(Extracted data entries)
....

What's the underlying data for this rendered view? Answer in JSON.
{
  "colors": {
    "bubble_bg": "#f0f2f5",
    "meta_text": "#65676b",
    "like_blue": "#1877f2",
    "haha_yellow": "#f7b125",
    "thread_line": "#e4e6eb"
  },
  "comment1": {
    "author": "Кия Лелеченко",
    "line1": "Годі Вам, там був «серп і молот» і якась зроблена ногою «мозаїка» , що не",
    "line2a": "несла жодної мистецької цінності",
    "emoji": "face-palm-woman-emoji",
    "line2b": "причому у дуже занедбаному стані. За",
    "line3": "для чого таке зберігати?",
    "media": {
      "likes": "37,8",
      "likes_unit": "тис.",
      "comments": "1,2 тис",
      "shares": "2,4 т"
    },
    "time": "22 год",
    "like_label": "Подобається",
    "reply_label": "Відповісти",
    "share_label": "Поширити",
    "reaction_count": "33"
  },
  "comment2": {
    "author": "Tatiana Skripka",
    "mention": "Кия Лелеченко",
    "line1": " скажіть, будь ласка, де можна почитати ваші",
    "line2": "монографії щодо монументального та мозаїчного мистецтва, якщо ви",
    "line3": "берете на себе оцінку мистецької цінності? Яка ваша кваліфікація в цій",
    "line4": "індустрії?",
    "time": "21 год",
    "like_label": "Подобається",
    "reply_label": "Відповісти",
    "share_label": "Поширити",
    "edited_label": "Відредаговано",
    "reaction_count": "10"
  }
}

....

**Your task:**
Lines of the listing that contain the word "author" are to be counted; report only their number.

**The result:**
2